(Page text entries)
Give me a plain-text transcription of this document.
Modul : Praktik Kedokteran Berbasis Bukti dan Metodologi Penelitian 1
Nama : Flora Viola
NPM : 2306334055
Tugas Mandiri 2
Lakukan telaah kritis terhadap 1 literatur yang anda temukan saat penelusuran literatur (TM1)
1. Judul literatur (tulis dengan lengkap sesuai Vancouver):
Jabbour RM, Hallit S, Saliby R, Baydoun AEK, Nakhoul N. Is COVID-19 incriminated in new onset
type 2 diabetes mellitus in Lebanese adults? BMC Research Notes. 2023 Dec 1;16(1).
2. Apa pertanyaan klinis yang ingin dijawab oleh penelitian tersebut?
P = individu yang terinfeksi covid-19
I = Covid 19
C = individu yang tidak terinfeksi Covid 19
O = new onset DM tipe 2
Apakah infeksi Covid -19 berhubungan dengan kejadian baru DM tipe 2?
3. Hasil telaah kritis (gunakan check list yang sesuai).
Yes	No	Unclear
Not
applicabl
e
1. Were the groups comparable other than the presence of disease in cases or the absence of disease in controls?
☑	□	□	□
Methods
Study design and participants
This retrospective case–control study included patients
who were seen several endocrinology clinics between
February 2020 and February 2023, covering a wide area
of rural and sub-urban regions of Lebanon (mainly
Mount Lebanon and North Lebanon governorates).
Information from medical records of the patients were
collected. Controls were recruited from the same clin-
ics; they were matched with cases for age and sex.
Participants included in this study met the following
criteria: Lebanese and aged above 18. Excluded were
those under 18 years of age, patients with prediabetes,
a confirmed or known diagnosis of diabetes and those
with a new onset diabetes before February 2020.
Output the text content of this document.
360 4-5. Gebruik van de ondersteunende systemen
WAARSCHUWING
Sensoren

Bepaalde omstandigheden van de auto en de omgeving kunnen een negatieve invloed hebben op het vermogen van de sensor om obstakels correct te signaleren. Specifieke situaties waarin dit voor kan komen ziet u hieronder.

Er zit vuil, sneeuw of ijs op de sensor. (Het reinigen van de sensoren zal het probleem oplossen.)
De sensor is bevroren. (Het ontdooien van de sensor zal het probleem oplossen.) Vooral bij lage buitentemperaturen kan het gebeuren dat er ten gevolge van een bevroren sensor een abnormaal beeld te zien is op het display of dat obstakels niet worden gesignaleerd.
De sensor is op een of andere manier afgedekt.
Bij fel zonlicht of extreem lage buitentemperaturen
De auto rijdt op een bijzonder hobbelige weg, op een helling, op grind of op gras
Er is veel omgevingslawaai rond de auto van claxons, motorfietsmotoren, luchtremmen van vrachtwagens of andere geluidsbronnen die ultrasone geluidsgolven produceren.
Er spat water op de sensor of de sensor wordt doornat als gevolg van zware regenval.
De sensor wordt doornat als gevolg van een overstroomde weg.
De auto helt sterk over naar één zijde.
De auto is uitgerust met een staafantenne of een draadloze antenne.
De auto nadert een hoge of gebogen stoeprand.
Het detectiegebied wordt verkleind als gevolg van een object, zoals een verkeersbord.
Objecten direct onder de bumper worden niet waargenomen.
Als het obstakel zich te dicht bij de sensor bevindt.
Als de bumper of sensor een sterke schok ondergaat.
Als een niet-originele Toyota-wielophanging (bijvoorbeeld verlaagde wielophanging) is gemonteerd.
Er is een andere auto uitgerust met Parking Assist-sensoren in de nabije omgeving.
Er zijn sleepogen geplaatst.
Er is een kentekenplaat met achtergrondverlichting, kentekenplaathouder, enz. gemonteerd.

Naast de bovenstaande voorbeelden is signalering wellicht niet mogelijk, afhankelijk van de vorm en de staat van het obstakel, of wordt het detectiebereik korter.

- _EXERCISE GOAL_
Looking at the entries above, count each line in which the word "uitgerust" occurs, then give the total and nothing further.

- _RESULT OF THE EXERCISE_
2